Where does the string "integrating" appear in the records? Copy every line that contains it.
>>>>>
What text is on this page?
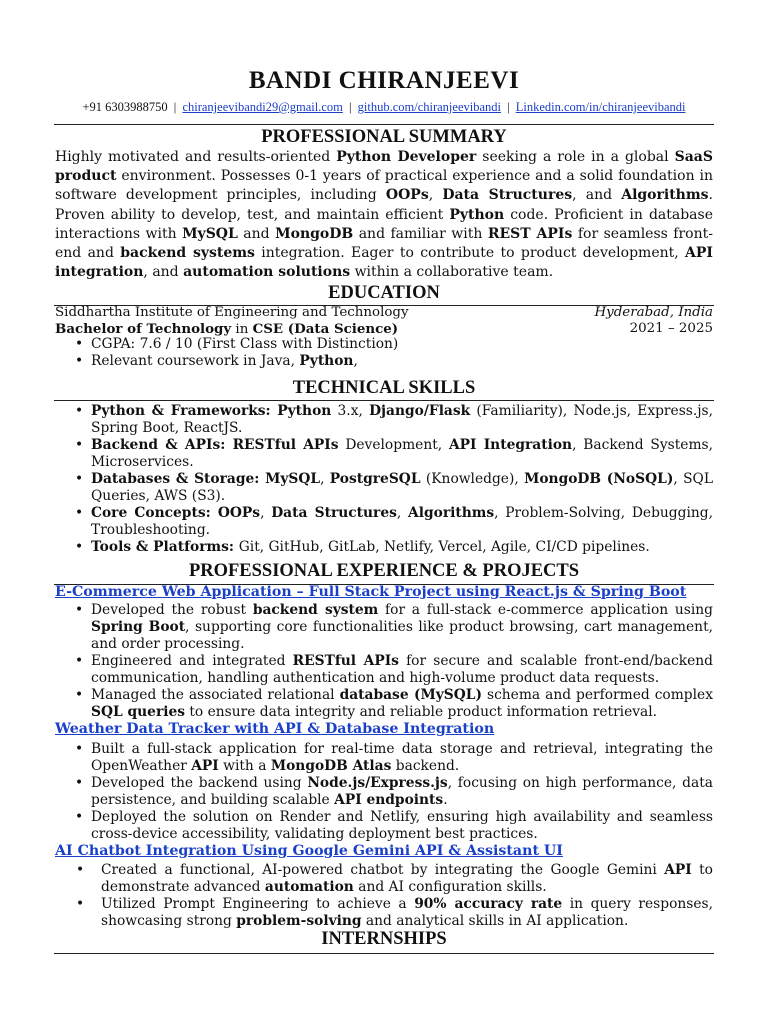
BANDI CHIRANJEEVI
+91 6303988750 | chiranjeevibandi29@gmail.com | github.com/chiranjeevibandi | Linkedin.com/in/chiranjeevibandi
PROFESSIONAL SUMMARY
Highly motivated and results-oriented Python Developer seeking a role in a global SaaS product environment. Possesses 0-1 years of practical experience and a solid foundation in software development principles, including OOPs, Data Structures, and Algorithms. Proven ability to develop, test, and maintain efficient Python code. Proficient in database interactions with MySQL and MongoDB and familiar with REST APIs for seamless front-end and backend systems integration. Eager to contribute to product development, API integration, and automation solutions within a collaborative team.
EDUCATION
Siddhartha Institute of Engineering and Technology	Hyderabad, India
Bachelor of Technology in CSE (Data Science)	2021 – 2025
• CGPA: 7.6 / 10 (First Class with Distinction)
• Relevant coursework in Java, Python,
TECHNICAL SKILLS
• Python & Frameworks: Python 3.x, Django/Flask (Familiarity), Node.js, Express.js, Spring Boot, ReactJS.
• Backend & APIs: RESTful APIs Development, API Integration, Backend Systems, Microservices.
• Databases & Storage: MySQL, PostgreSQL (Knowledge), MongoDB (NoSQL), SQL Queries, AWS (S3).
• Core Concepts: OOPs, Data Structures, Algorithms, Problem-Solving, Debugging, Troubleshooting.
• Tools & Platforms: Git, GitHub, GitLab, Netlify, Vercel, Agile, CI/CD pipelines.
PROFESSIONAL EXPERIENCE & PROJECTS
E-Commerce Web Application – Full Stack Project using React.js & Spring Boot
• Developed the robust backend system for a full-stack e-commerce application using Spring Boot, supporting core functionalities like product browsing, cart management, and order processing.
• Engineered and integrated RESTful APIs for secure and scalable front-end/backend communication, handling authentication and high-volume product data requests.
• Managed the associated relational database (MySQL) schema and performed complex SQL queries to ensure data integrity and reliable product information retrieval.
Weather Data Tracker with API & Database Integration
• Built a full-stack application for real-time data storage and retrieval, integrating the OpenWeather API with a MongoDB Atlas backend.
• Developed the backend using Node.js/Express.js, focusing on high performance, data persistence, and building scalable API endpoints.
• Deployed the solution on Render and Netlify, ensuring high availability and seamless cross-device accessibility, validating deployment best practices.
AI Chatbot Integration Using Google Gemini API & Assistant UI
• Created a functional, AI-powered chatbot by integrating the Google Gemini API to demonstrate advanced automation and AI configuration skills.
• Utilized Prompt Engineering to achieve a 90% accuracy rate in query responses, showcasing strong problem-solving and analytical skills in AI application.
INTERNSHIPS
<<<<<
*Exercise result*:
• Built a full-stack application for real-time data storage and retrieval, integrating the OpenWeather API with a MongoDB Atlas backend.
• Created a functional, AI-powered chatbot by integrating the Google Gemini API to demonstrate advanced automation and AI configuration skills.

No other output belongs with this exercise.